## Aim
Write the material out again in full, exactly.
━━━━━ Source data ━━━━━
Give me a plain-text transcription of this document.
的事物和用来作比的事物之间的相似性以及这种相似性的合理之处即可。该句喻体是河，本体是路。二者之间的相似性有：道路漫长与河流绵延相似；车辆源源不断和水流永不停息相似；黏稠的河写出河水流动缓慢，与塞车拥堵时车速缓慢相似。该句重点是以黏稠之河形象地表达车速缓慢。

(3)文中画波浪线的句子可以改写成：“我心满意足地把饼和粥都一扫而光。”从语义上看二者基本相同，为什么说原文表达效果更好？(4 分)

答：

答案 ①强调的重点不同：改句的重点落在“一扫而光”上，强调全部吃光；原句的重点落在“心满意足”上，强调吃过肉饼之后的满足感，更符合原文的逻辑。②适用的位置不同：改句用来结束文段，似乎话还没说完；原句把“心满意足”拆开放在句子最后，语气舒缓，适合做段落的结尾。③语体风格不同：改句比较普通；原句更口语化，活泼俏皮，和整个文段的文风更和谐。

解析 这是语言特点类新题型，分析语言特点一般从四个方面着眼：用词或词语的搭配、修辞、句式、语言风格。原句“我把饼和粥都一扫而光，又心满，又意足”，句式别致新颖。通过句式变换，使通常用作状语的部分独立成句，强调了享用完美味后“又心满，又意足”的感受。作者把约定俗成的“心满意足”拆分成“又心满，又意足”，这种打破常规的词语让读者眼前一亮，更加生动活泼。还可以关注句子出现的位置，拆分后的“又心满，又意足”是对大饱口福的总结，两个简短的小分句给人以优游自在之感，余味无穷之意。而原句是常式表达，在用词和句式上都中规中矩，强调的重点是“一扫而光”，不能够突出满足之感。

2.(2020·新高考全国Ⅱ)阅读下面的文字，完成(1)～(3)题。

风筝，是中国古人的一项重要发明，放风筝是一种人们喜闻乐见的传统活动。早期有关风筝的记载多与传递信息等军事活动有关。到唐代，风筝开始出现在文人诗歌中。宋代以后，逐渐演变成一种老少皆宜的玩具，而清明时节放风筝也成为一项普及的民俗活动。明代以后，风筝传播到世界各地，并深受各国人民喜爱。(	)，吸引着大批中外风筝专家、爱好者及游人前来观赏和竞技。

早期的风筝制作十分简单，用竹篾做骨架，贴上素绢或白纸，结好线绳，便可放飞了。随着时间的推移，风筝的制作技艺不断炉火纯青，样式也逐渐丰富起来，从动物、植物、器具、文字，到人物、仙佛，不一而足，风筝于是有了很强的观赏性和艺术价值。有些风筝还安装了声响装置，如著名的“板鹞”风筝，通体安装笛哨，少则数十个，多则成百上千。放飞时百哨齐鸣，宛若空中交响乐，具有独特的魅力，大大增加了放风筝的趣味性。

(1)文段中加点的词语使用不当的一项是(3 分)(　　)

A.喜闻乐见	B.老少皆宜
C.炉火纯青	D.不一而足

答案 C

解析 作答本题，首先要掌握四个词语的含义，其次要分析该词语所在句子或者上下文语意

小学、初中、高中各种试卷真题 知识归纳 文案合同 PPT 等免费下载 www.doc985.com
━━━━━
## Expected answer
Give me a plain-text transcription of this document.
的事物和用来作比的事物之间的相似性以及这种相似性的合理之处即可。该句喻体是河，本体是路。二者之间的相似性有：道路漫长与河流绵延相似；车辆源源不断和水流永不停息相似；黏稠的河写出河水流动缓慢，与塞车拥堵时车速缓慢相似。该句重点是以黏稠之河形象地表达车速缓慢。

(3)文中画波浪线的句子可以改写成：“我心满意足地把饼和粥都一扫而光。”从语义上看二者基本相同，为什么说原文表达效果更好？(4 分)

答：

答案 ①强调的重点不同：改句的重点落在“一扫而光”上，强调全部吃光；原句的重点落在“心满意足”上，强调吃过肉饼之后的满足感，更符合原文的逻辑。②适用的位置不同：改句用来结束文段，似乎话还没说完；原句把“心满意足”拆开放在句子最后，语气舒缓，适合做段落的结尾。③语体风格不同：改句比较普通；原句更口语化，活泼俏皮，和整个文段的文风更和谐。

解析 这是语言特点类新题型，分析语言特点一般从四个方面着眼：用词或词语的搭配、修辞、句式、语言风格。原句“我把饼和粥都一扫而光，又心满，又意足”，句式别致新颖。通过句式变换，使通常用作状语的部分独立成句，强调了享用完美味后“又心满，又意足”的感受。作者把约定俗成的“心满意足”拆分成“又心满，又意足”，这种打破常规的词语让读者眼前一亮，更加生动活泼。还可以关注句子出现的位置，拆分后的“又心满，又意足”是对大饱口福的总结，两个简短的小分句给人以优游自在之感，余味无穷之意。而原句是常式表达，在用词和句式上都中规中矩，强调的重点是“一扫而光”，不能够突出满足之感。

2.(2020·新高考全国Ⅱ)阅读下面的文字，完成(1)～(3)题。

风筝，是中国古人的一项重要发明，放风筝是一种人们喜闻乐见的传统活动。早期有关风筝的记载多与传递信息等军事活动有关。到唐代，风筝开始出现在文人诗歌中。宋代以后，逐渐演变成一种老少皆宜的玩具，而清明时节放风筝也成为一项普及的民俗活动。明代以后，风筝传播到世界各地，并深受各国人民喜爱。(	)，吸引着大批中外风筝专家、爱好者及游人前来观赏和竞技。

早期的风筝制作十分简单，用竹篾做骨架，贴上素绢或白纸，结好线绳，便可放飞了。随着时间的推移，风筝的制作技艺不断炉火纯青，样式也逐渐丰富起来，从动物、植物、器具、文字，到人物、仙佛，不一而足，风筝于是有了很强的观赏性和艺术价值。有些风筝还安装了声响装置，如著名的“板鹞”风筝，通体安装笛哨，少则数十个，多则成百上千。放飞时百哨齐鸣，宛若空中交响乐，具有独特的魅力，大大增加了放风筝的趣味性。

(1)文段中加点的词语使用不当的一项是(3 分)(　　)

A.喜闻乐见	B.老少皆宜
C.炉火纯青	D.不一而足

答案 C

解析 作答本题，首先要掌握四个词语的含义，其次要分析该词语所在句子或者上下文语意

小学、初中、高中各种试卷真题 知识归纳 文案合同 PPT 等免费下载 www.doc985.com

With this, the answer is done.